#### Instructions for the task
State the number of lines that include the string "name", and write nothing else.

#### Listed records
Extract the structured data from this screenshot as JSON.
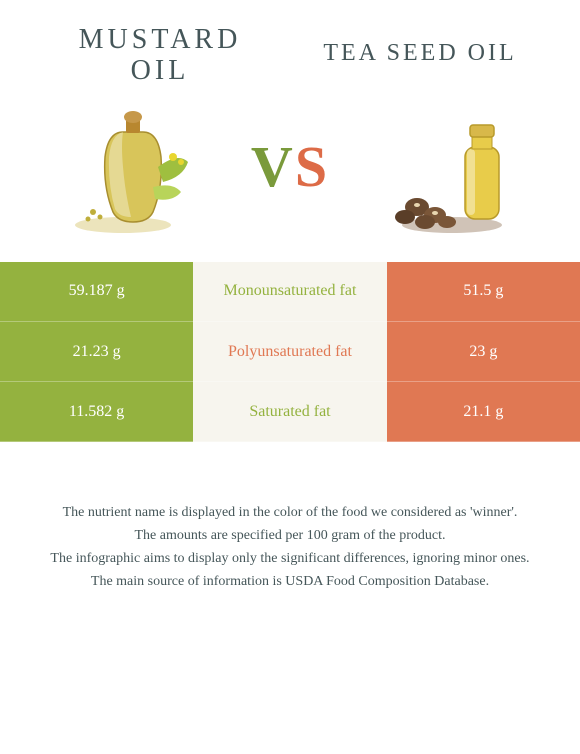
{
  "titles": {
    "left_line1": "MUSTARD",
    "left_line2": "OIL",
    "right": "TEA SEED OIL",
    "vs_v": "V",
    "vs_s": "S"
  },
  "colors": {
    "left": "#94b23f",
    "right": "#e07853",
    "mid_bg": "#f7f5ee",
    "text_dark": "#455659"
  },
  "rows": [
    {
      "left": "59.187 g",
      "label": "Monounsaturated fat",
      "right": "51.5 g",
      "label_color": "#94b23f"
    },
    {
      "left": "21.23 g",
      "label": "Polyunsaturated fat",
      "right": "23 g",
      "label_color": "#e07853"
    },
    {
      "left": "11.582 g",
      "label": "Saturated fat",
      "right": "21.1 g",
      "label_color": "#94b23f"
    }
  ],
  "footnotes": [
    "The nutrient name is displayed in the color of the food we considered as 'winner'.",
    "The amounts are specified per 100 gram of the product.",
    "The infographic aims to display only the significant differences, ignoring minor ones.",
    "The main source of information is USDA Food Composition Database."
  ]
}
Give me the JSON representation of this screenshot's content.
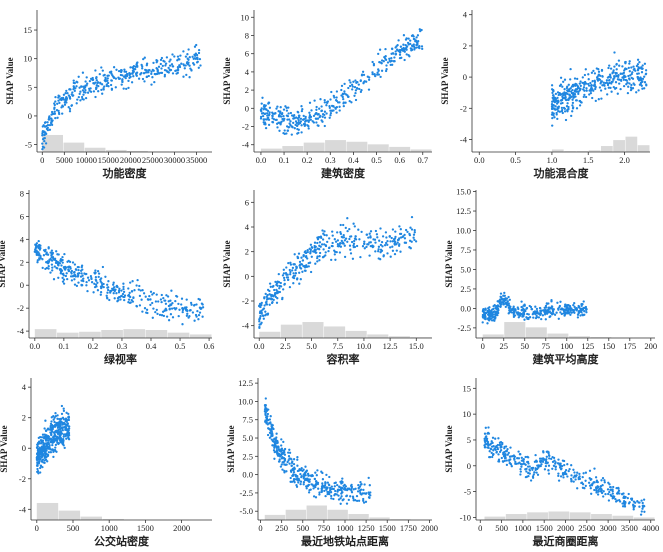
{
  "figure": {
    "ylabel": "SHAP Value",
    "point_color": "#1f86e0",
    "hist_color": "#d9d9d9"
  },
  "chart_data": [
    {
      "type": "scatter",
      "xlabel": "功能密度",
      "ylabel": "SHAP Value",
      "xlim": [
        -1200,
        38500
      ],
      "ylim": [
        -6.3,
        18.5
      ],
      "xticks": [
        0,
        5000,
        10000,
        15000,
        20000,
        25000,
        30000,
        35000
      ],
      "xtick_labels": [
        "0",
        "5000",
        "10000",
        "15000",
        "20000",
        "25000",
        "30000",
        "35000"
      ],
      "yticks": [
        -5,
        0,
        5,
        10,
        15
      ],
      "ytick_labels": [
        "-5",
        "0",
        "5",
        "10",
        "15"
      ],
      "curve": [
        [
          0,
          -4
        ],
        [
          1000,
          -2
        ],
        [
          2500,
          0.5
        ],
        [
          5000,
          2.8
        ],
        [
          8000,
          4.2
        ],
        [
          12000,
          5.5
        ],
        [
          18000,
          7
        ],
        [
          26000,
          8.5
        ],
        [
          36000,
          10
        ]
      ],
      "spread": 1.6,
      "hist": [
        1,
        0.55,
        0.25,
        0.12,
        0.06,
        0.03,
        0.02,
        0.01
      ]
    },
    {
      "type": "scatter",
      "xlabel": "建筑密度",
      "ylabel": "SHAP Value",
      "xlim": [
        -0.03,
        0.74
      ],
      "ylim": [
        -4.8,
        10.8
      ],
      "xticks": [
        0,
        0.1,
        0.2,
        0.3,
        0.4,
        0.5,
        0.6,
        0.7
      ],
      "xtick_labels": [
        "0.0",
        "0.1",
        "0.2",
        "0.3",
        "0.4",
        "0.5",
        "0.6",
        "0.7"
      ],
      "yticks": [
        -4,
        -2,
        0,
        2,
        4,
        6,
        8,
        10
      ],
      "ytick_labels": [
        "-4",
        "-2",
        "0",
        "2",
        "4",
        "6",
        "8",
        "10"
      ],
      "curve": [
        [
          0,
          -0.5
        ],
        [
          0.1,
          -1.5
        ],
        [
          0.2,
          -1.3
        ],
        [
          0.3,
          0
        ],
        [
          0.4,
          2
        ],
        [
          0.5,
          4.5
        ],
        [
          0.6,
          6.5
        ],
        [
          0.7,
          7.5
        ]
      ],
      "spread": 1.0,
      "hist": [
        0.2,
        0.35,
        0.55,
        0.7,
        0.6,
        0.45,
        0.3,
        0.15
      ]
    },
    {
      "type": "scatter",
      "xlabel": "功能混合度",
      "ylabel": "SHAP Value",
      "xlim": [
        -0.1,
        2.35
      ],
      "ylim": [
        -4.8,
        4.3
      ],
      "xticks": [
        0,
        0.5,
        1.0,
        1.5,
        2.0
      ],
      "xtick_labels": [
        "0.0",
        "0.5",
        "1.0",
        "1.5",
        "2.0"
      ],
      "yticks": [
        -4,
        -2,
        0,
        2,
        4
      ],
      "ytick_labels": [
        "-4",
        "-2",
        "0",
        "2",
        "4"
      ],
      "curve": [
        [
          1.0,
          -1.8
        ],
        [
          1.3,
          -1.0
        ],
        [
          1.6,
          -0.4
        ],
        [
          1.9,
          0.1
        ],
        [
          2.1,
          0.2
        ],
        [
          2.3,
          0.0
        ]
      ],
      "spread": 0.8,
      "hist": [
        0.15,
        0.05,
        0.05,
        0.1,
        0.35,
        0.7,
        0.9,
        0.4
      ]
    },
    {
      "type": "scatter",
      "xlabel": "绿视率",
      "ylabel": "SHAP Value",
      "xlim": [
        -0.02,
        0.61
      ],
      "ylim": [
        -4.6,
        8.3
      ],
      "xticks": [
        0,
        0.1,
        0.2,
        0.3,
        0.4,
        0.5,
        0.6
      ],
      "xtick_labels": [
        "0.0",
        "0.1",
        "0.2",
        "0.3",
        "0.4",
        "0.5",
        "0.6"
      ],
      "yticks": [
        -4,
        -2,
        0,
        2,
        4,
        6,
        8
      ],
      "ytick_labels": [
        "-4",
        "-2",
        "0",
        "2",
        "4",
        "6",
        "8"
      ],
      "curve": [
        [
          0,
          3
        ],
        [
          0.05,
          2.2
        ],
        [
          0.1,
          1.5
        ],
        [
          0.2,
          0.4
        ],
        [
          0.3,
          -0.7
        ],
        [
          0.4,
          -1.5
        ],
        [
          0.5,
          -2
        ],
        [
          0.58,
          -2.2
        ]
      ],
      "spread": 0.8,
      "hist": [
        0.5,
        0.3,
        0.35,
        0.45,
        0.5,
        0.45,
        0.3,
        0.2
      ]
    },
    {
      "type": "scatter",
      "xlabel": "容积率",
      "ylabel": "SHAP Value",
      "xlim": [
        -0.5,
        16.5
      ],
      "ylim": [
        -5.0,
        7.0
      ],
      "xticks": [
        0,
        2.5,
        5.0,
        7.5,
        10.0,
        12.5,
        15.0
      ],
      "xtick_labels": [
        "0.0",
        "2.5",
        "5.0",
        "7.5",
        "10.0",
        "12.5",
        "15.0"
      ],
      "yticks": [
        -4,
        -2,
        0,
        2,
        4,
        6
      ],
      "ytick_labels": [
        "-4",
        "-2",
        "0",
        "2",
        "4",
        "6"
      ],
      "curve": [
        [
          0,
          -3
        ],
        [
          1,
          -2
        ],
        [
          2,
          -0.7
        ],
        [
          3,
          0.3
        ],
        [
          4,
          1.2
        ],
        [
          6,
          2.3
        ],
        [
          8,
          3
        ],
        [
          10,
          3
        ],
        [
          12,
          2.5
        ],
        [
          15,
          3.5
        ]
      ],
      "spread": 0.9,
      "hist": [
        0.35,
        0.75,
        0.9,
        0.65,
        0.4,
        0.2,
        0.1,
        0.04
      ]
    },
    {
      "type": "scatter",
      "xlabel": "建筑平均高度",
      "ylabel": "SHAP Value",
      "xlim": [
        -8,
        205
      ],
      "ylim": [
        -3.8,
        15.2
      ],
      "xticks": [
        0,
        25,
        50,
        75,
        100,
        125,
        150,
        175,
        200
      ],
      "xtick_labels": [
        "0",
        "25",
        "50",
        "75",
        "100",
        "125",
        "150",
        "175",
        "200"
      ],
      "yticks": [
        -2.5,
        0,
        2.5,
        5,
        7.5,
        10,
        12.5,
        15
      ],
      "ytick_labels": [
        "-2.5",
        "0.0",
        "2.5",
        "5.0",
        "7.5",
        "10.0",
        "12.5",
        "15.0"
      ],
      "curve": [
        [
          0,
          -0.8
        ],
        [
          15,
          -0.8
        ],
        [
          22,
          1.2
        ],
        [
          28,
          0.8
        ],
        [
          35,
          -0.2
        ],
        [
          60,
          -0.5
        ],
        [
          100,
          -0.2
        ],
        [
          125,
          0
        ]
      ],
      "spread": 0.7,
      "hist": [
        0.2,
        0.9,
        0.6,
        0.25,
        0.1,
        0.05,
        0.02,
        0.02
      ]
    },
    {
      "type": "scatter",
      "xlabel": "公交站密度",
      "ylabel": "SHAP Value",
      "xlim": [
        -80,
        2420
      ],
      "ylim": [
        -4.7,
        4.6
      ],
      "xticks": [
        0,
        500,
        1000,
        1500,
        2000
      ],
      "xtick_labels": [
        "0",
        "500",
        "1000",
        "1500",
        "2000"
      ],
      "yticks": [
        -4,
        -2,
        0,
        2,
        4
      ],
      "ytick_labels": [
        "-4",
        "-2",
        "0",
        "2",
        "4"
      ],
      "curve": [
        [
          0,
          -0.6
        ],
        [
          100,
          0
        ],
        [
          200,
          0.8
        ],
        [
          300,
          1.2
        ],
        [
          450,
          1.4
        ]
      ],
      "spread": 0.8,
      "hist": [
        1,
        0.55,
        0.2,
        0.06,
        0.02,
        0.01,
        0.01,
        0.01
      ]
    },
    {
      "type": "scatter",
      "xlabel": "最近地铁站点距离",
      "ylabel": "SHAP Value",
      "xlim": [
        -30,
        2030
      ],
      "ylim": [
        -6.2,
        13.2
      ],
      "xticks": [
        0,
        250,
        500,
        750,
        1000,
        1250,
        1500,
        1750,
        2000
      ],
      "xtick_labels": [
        "0",
        "250",
        "500",
        "750",
        "1000",
        "1250",
        "1500",
        "1750",
        "2000"
      ],
      "yticks": [
        -5,
        -2.5,
        0,
        2.5,
        5,
        7.5,
        10,
        12.5
      ],
      "ytick_labels": [
        "-5.0",
        "-2.5",
        "0.0",
        "2.5",
        "5.0",
        "7.5",
        "10.0",
        "12.5"
      ],
      "curve": [
        [
          50,
          9
        ],
        [
          150,
          5
        ],
        [
          250,
          2.5
        ],
        [
          400,
          0.5
        ],
        [
          600,
          -1
        ],
        [
          800,
          -2
        ],
        [
          1000,
          -2.3
        ],
        [
          1300,
          -2.5
        ]
      ],
      "spread": 1.3,
      "hist": [
        0.3,
        0.6,
        0.85,
        0.6,
        0.35,
        0.15,
        0.05,
        0.02
      ]
    },
    {
      "type": "scatter",
      "xlabel": "最近商圈距离",
      "ylabel": "SHAP Value",
      "xlim": [
        -100,
        4100
      ],
      "ylim": [
        -10.5,
        17.0
      ],
      "xticks": [
        0,
        500,
        1000,
        1500,
        2000,
        2500,
        3000,
        3500,
        4000
      ],
      "xtick_labels": [
        "0",
        "500",
        "1000",
        "1500",
        "2000",
        "2500",
        "3000",
        "3500",
        "4000"
      ],
      "yticks": [
        -10,
        -5,
        0,
        5,
        10,
        15
      ],
      "ytick_labels": [
        "-10",
        "-5",
        "0",
        "5",
        "10",
        "15"
      ],
      "curve": [
        [
          100,
          5
        ],
        [
          400,
          3
        ],
        [
          800,
          1.5
        ],
        [
          1200,
          -1
        ],
        [
          1500,
          1.5
        ],
        [
          2000,
          -1
        ],
        [
          2500,
          -3
        ],
        [
          3000,
          -5
        ],
        [
          3500,
          -7
        ],
        [
          3900,
          -8
        ]
      ],
      "spread": 1.5,
      "hist": [
        0.2,
        0.35,
        0.45,
        0.5,
        0.45,
        0.35,
        0.25,
        0.15
      ]
    }
  ]
}
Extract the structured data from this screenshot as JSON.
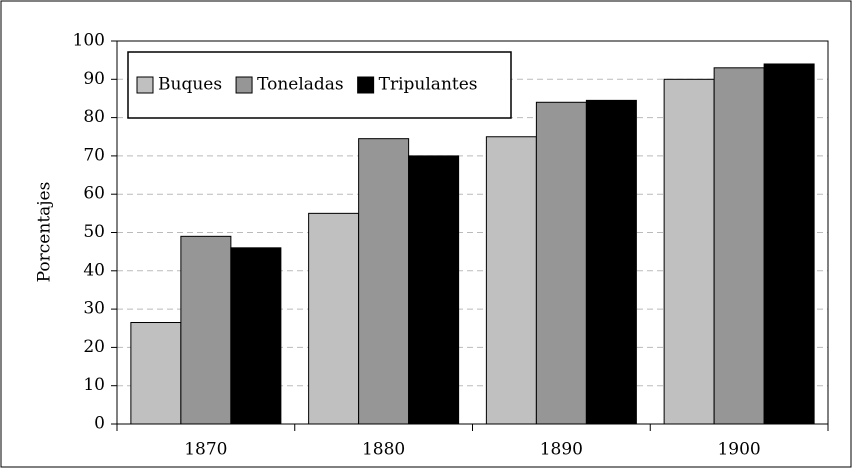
{
  "chart_data": {
    "type": "bar",
    "y_label": "Porcentajes",
    "categories": [
      "1870",
      "1880",
      "1890",
      "1900"
    ],
    "series": [
      {
        "name": "Buques",
        "color": "#c0c0c0",
        "values": [
          26.5,
          55,
          75,
          90
        ]
      },
      {
        "name": "Toneladas",
        "color": "#969696",
        "values": [
          49,
          74.5,
          84,
          93
        ]
      },
      {
        "name": "Tripulantes",
        "color": "#000000",
        "values": [
          46,
          70,
          84.5,
          94
        ]
      }
    ],
    "ylim": [
      0,
      100
    ],
    "yticks": [
      0,
      10,
      20,
      30,
      40,
      50,
      60,
      70,
      80,
      90,
      100
    ],
    "grid": true,
    "legend": "upper-left"
  }
}
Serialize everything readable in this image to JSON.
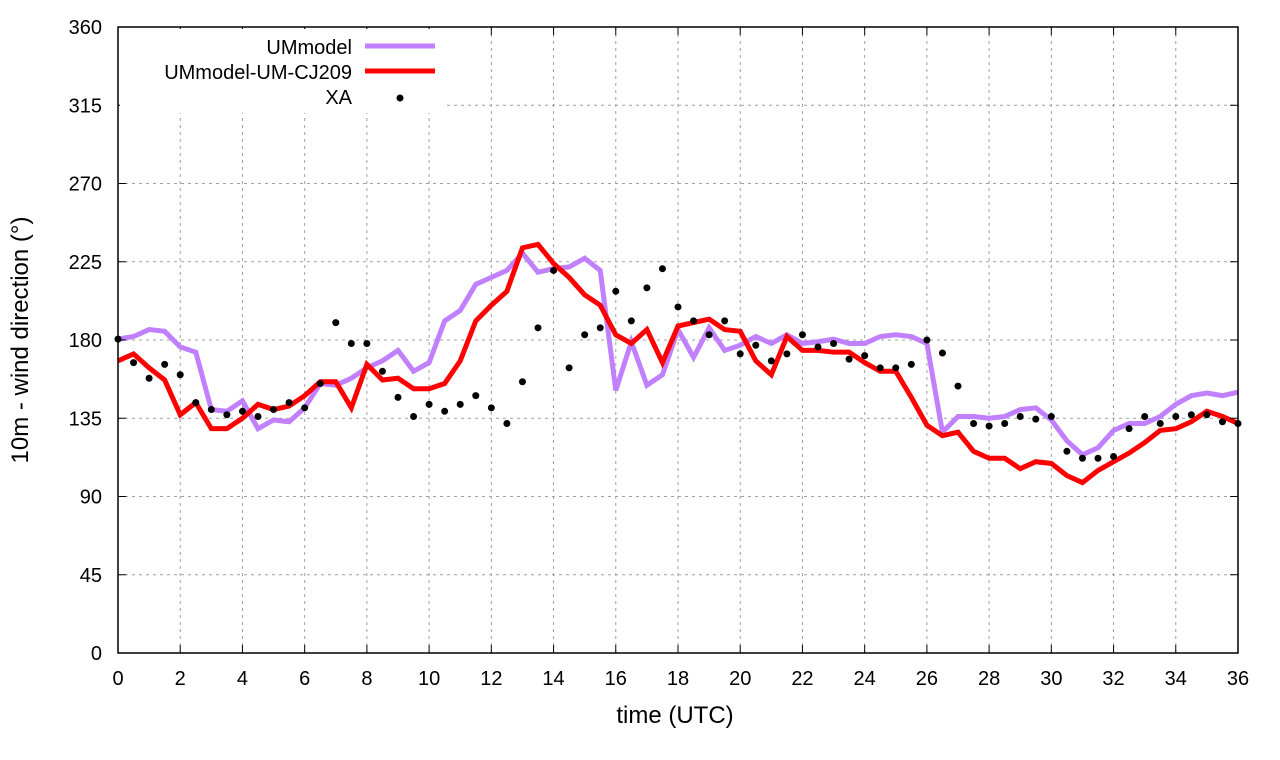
{
  "chart_data": {
    "type": "line",
    "title": "",
    "xlabel": "time (UTC)",
    "ylabel": "10m - wind direction (°)",
    "xlim": [
      0,
      36
    ],
    "ylim": [
      0,
      360
    ],
    "xticks": [
      0,
      2,
      4,
      6,
      8,
      10,
      12,
      14,
      16,
      18,
      20,
      22,
      24,
      26,
      28,
      30,
      32,
      34,
      36
    ],
    "yticks": [
      0,
      45,
      90,
      135,
      180,
      225,
      270,
      315,
      360
    ],
    "grid": true,
    "legend_position": "top-left",
    "x_step": 0.5,
    "series": [
      {
        "name": "UMmodel",
        "style": "line",
        "color": "#c080ff",
        "values": [
          180.5,
          182,
          186,
          185,
          176,
          173,
          140,
          139,
          145,
          129,
          134,
          133,
          141,
          155,
          154,
          158,
          164,
          168,
          174,
          162,
          167,
          191,
          197,
          212,
          216,
          220,
          230,
          219,
          221,
          222,
          227,
          220,
          151,
          179,
          154,
          160,
          186,
          170,
          187,
          174,
          177,
          182,
          178,
          183,
          178,
          179,
          180.5,
          178,
          178,
          182,
          183,
          182,
          178,
          127,
          136,
          136,
          135,
          136,
          140,
          141,
          134,
          122,
          114,
          118,
          128,
          132,
          132,
          136,
          143,
          148,
          149.5,
          148,
          150
        ]
      },
      {
        "name": "UMmodel-UM-CJ209",
        "style": "line",
        "color": "#ff0000",
        "values": [
          168,
          172,
          164,
          157,
          137,
          144,
          129,
          129,
          135,
          143,
          140,
          142,
          148,
          156,
          156,
          141,
          166,
          157,
          158,
          152,
          152,
          155,
          168,
          191,
          200,
          208,
          233,
          235,
          224,
          216,
          206,
          200,
          183,
          178,
          186,
          167,
          188,
          190,
          192,
          186,
          185,
          168,
          160,
          182,
          174,
          174,
          173,
          173,
          167,
          162,
          162,
          147,
          131,
          125,
          127,
          116,
          112,
          112,
          106,
          110,
          109,
          102,
          98,
          105,
          110,
          115,
          121,
          128,
          129,
          133,
          139,
          136,
          132
        ]
      },
      {
        "name": "XA",
        "style": "points",
        "color": "#000000",
        "values": [
          180.5,
          167,
          158,
          166,
          160,
          144,
          140,
          137,
          139,
          136,
          140,
          144,
          141,
          155,
          190,
          178,
          178,
          162,
          147,
          136,
          143,
          139,
          143,
          148,
          141,
          132,
          156,
          187,
          220,
          164,
          183,
          187,
          208,
          191,
          210,
          221,
          199,
          191,
          183,
          191,
          172,
          177,
          168,
          172,
          183,
          176,
          178,
          169,
          171,
          164,
          164,
          166,
          180,
          172.5,
          153.5,
          132,
          130.5,
          132,
          136,
          134.5,
          136,
          116,
          112,
          112,
          113,
          129,
          136,
          132,
          136,
          137,
          137,
          133,
          132
        ]
      }
    ]
  }
}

#### Task output
7